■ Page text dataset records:
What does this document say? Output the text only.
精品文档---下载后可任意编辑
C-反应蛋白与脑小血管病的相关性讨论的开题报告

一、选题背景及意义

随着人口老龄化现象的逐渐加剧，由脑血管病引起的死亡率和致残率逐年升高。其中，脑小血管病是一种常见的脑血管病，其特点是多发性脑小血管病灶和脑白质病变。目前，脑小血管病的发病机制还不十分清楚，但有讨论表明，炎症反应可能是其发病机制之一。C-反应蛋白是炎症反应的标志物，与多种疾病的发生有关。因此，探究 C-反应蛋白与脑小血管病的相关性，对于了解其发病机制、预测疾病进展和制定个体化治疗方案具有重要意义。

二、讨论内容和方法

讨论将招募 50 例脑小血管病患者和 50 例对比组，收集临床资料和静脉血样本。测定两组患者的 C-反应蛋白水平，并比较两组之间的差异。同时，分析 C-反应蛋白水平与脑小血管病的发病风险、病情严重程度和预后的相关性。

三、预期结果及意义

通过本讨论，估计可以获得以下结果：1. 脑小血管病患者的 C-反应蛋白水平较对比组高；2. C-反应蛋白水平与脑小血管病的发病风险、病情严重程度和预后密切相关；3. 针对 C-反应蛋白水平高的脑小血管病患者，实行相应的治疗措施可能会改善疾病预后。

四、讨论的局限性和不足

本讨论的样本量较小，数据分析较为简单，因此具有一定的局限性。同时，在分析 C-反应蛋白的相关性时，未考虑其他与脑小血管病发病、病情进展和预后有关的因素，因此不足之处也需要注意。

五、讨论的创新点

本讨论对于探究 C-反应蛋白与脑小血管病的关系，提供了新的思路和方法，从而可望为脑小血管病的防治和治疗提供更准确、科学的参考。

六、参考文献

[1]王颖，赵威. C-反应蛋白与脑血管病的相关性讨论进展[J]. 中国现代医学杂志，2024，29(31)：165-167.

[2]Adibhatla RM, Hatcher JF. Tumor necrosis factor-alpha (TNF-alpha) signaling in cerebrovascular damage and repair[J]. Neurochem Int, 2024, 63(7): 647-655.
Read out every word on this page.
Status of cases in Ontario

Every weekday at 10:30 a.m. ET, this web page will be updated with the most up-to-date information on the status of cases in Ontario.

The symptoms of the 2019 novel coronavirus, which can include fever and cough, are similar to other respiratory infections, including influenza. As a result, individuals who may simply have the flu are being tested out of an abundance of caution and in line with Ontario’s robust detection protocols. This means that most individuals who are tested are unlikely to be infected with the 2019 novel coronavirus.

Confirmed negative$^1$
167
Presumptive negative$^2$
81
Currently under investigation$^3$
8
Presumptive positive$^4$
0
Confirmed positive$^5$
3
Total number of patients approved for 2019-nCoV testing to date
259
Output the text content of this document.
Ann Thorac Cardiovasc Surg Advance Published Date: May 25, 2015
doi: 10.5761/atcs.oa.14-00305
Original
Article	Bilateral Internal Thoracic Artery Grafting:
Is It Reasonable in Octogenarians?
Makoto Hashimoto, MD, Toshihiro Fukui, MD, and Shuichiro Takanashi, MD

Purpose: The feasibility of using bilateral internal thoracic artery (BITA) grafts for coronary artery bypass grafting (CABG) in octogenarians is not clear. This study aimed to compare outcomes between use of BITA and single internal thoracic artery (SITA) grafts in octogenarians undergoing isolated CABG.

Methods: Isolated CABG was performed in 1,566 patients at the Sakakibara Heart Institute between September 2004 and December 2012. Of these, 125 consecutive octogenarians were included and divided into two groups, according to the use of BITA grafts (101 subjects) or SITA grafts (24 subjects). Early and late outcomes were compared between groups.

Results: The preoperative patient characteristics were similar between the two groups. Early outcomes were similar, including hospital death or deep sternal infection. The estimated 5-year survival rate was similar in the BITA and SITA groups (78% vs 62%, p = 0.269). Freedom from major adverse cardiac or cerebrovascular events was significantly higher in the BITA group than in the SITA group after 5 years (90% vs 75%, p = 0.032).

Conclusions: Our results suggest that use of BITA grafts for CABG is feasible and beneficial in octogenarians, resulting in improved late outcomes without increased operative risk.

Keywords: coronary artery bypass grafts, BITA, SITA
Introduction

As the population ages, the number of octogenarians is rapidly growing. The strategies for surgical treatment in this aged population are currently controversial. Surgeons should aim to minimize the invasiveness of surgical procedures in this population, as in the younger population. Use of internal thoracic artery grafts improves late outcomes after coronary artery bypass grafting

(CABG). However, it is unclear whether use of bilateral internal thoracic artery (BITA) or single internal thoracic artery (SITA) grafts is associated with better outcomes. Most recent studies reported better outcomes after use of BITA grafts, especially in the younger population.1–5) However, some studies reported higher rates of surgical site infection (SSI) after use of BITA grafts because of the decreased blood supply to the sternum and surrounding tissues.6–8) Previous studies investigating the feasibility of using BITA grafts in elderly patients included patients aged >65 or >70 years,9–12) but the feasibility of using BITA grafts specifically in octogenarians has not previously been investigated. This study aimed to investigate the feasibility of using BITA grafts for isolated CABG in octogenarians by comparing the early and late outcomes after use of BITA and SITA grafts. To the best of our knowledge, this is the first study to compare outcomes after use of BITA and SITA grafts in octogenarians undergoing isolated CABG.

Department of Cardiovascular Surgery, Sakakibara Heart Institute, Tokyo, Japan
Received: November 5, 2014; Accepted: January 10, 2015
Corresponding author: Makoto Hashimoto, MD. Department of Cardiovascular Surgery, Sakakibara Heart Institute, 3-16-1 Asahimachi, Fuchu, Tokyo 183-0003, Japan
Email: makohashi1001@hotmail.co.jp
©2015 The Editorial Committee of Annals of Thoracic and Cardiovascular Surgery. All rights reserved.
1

■ YOUR ASSIGNMENT: Find each line in the data above with the word "including", then copy it.

■ ANSWER SECTION:
The symptoms of the 2019 novel coronavirus, which can include fever and cough, are similar to other respiratory infections, including influenza. As a result, individuals who may simply have the flu are being tested out of an abundance of caution and in line with Ontario’s robust detection protocols. This means that most individuals who are tested are unlikely to be infected with the 2019 novel coronavirus.
Results: The preoperative patient characteristics were similar between the two groups. Early outcomes were similar, including hospital death or deep sternal infection. The estimated 5-year survival rate was similar in the BITA and SITA groups (78% vs 62%, p = 0.269). Freedom from major adverse cardiac or cerebrovascular events was significantly higher in the BITA group than in the SITA group after 5 years (90% vs 75%, p = 0.032).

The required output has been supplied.